What the exercise asks: Write the material out again in full, word for word. Do not include the pictures.

Records supplied:

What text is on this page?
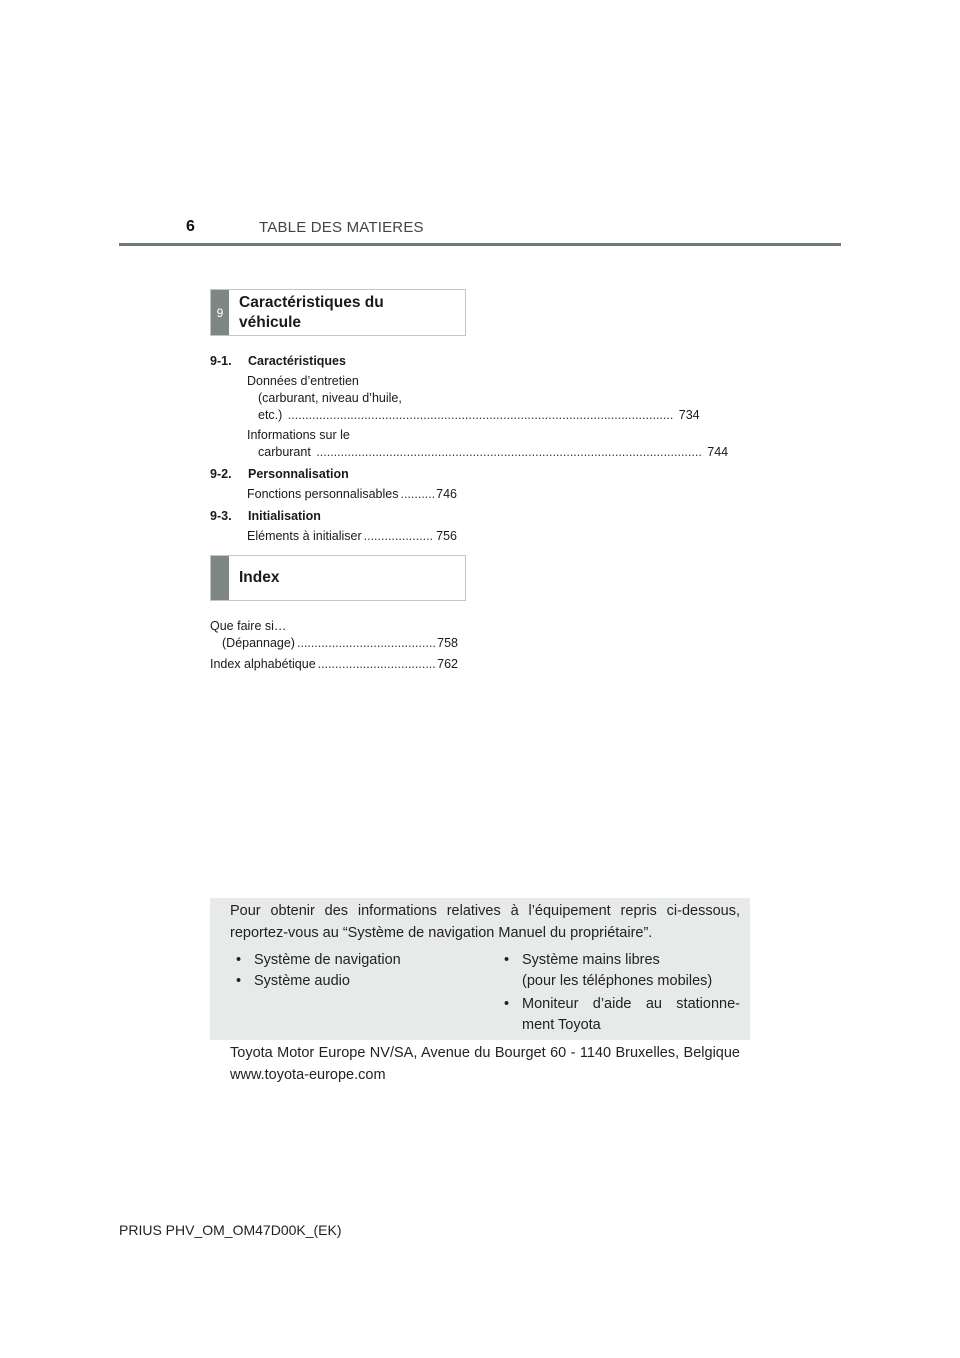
6	TABLE DES MATIERES
9
Caractéristiques du
véhicule
9-1. Caractéristiques
Données d’entretien
(carburant, niveau d’huile,
etc.) .....	734
Informations sur le
carburant .....	744
9-2. Personnalisation
Fonctions personnalisables .....	746
9-3. Initialisation
Eléments à initialiser .....	756
Index
Que faire si…
(Dépannage) .....	758
Index alphabétique .....	762
Pour obtenir des informations relatives à l’équipement repris ci-dessous, reportez-vous au “Système de navigation Manuel du propriétaire”.
• Système de navigation
• Système audio
• Système mains libres
(pour les téléphones mobiles)
• Moniteur d’aide au stationne-
ment Toyota
Toyota Motor Europe NV/SA, Avenue du Bourget 60 - 1140 Bruxelles, Belgique www.toyota-europe.com
PRIUS PHV_OM_OM47D00K_(EK)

Response to this exercise:
What text is on this page?
6	TABLE DES MATIERES
9
Caractéristiques du
véhicule
9-1. Caractéristiques
Données d’entretien
(carburant, niveau d’huile,
etc.) .....	734
Informations sur le
carburant .....	744
9-2. Personnalisation
Fonctions personnalisables .....	746
9-3. Initialisation
Eléments à initialiser .....	756
Index
Que faire si…
(Dépannage) .....	758
Index alphabétique .....	762
Pour obtenir des informations relatives à l’équipement repris ci-dessous, reportez-vous au “Système de navigation Manuel du propriétaire”.
• Système de navigation
• Système audio
• Système mains libres
(pour les téléphones mobiles)
• Moniteur d’aide au stationne-
ment Toyota
Toyota Motor Europe NV/SA, Avenue du Bourget 60 - 1140 Bruxelles, Belgique www.toyota-europe.com
PRIUS PHV_OM_OM47D00K_(EK)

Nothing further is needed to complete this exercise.